▸ TASK STATEMENT: Transcribe the entries exactly; images are not part of the copy.
#### DATA TO PROCESS
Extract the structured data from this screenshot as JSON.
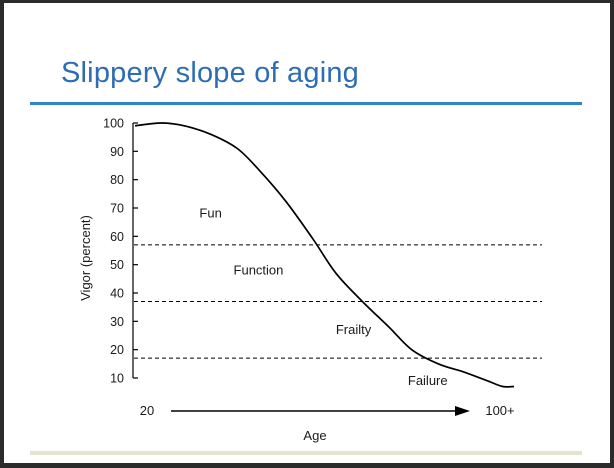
{
  "slide": {
    "title": "Slippery slope of aging"
  },
  "chart_data": {
    "type": "line",
    "ylabel": "Vigor (percent)",
    "xlabel": "Age",
    "x_tick_labels": [
      "20",
      "100+"
    ],
    "y_ticks": [
      10,
      20,
      30,
      40,
      50,
      60,
      70,
      80,
      90,
      100
    ],
    "ylim": [
      10,
      100
    ],
    "xlim": [
      0,
      1
    ],
    "curve": {
      "x": [
        0.0,
        0.07,
        0.13,
        0.2,
        0.27,
        0.33,
        0.4,
        0.47,
        0.53,
        0.6,
        0.67,
        0.73,
        0.8,
        0.87,
        0.93,
        0.97,
        1.0
      ],
      "y": [
        99,
        100,
        99,
        96,
        91,
        83,
        72,
        59,
        47,
        37,
        28,
        20,
        15,
        12,
        9,
        7,
        7
      ]
    },
    "thresholds": [
      57,
      37,
      17
    ],
    "regions": [
      {
        "label": "Fun",
        "y": 68,
        "x": 0.17
      },
      {
        "label": "Function",
        "y": 48,
        "x": 0.26
      },
      {
        "label": "Frailty",
        "y": 27,
        "x": 0.53
      },
      {
        "label": "Failure",
        "y": 9,
        "x": 0.72
      }
    ],
    "grid": false,
    "legend": "none"
  },
  "colors": {
    "title": "#2e6db4",
    "rule": "#2f86c6",
    "line": "#000000"
  }
}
########
▸ FINISHED EXERCISE:
Extract the structured data from this screenshot as JSON.
{
  "slide": {
    "title": "Slippery slope of aging"
  },
  "chart_data": {
    "type": "line",
    "ylabel": "Vigor (percent)",
    "xlabel": "Age",
    "x_tick_labels": [
      "20",
      "100+"
    ],
    "y_ticks": [
      10,
      20,
      30,
      40,
      50,
      60,
      70,
      80,
      90,
      100
    ],
    "ylim": [
      10,
      100
    ],
    "xlim": [
      0,
      1
    ],
    "curve": {
      "x": [
        0.0,
        0.07,
        0.13,
        0.2,
        0.27,
        0.33,
        0.4,
        0.47,
        0.53,
        0.6,
        0.67,
        0.73,
        0.8,
        0.87,
        0.93,
        0.97,
        1.0
      ],
      "y": [
        99,
        100,
        99,
        96,
        91,
        83,
        72,
        59,
        47,
        37,
        28,
        20,
        15,
        12,
        9,
        7,
        7
      ]
    },
    "thresholds": [
      57,
      37,
      17
    ],
    "regions": [
      {
        "label": "Fun",
        "y": 68,
        "x": 0.17
      },
      {
        "label": "Function",
        "y": 48,
        "x": 0.26
      },
      {
        "label": "Frailty",
        "y": 27,
        "x": 0.53
      },
      {
        "label": "Failure",
        "y": 9,
        "x": 0.72
      }
    ],
    "grid": false,
    "legend": "none"
  },
  "colors": {
    "title": "#2e6db4",
    "rule": "#2f86c6",
    "line": "#000000"
  }
}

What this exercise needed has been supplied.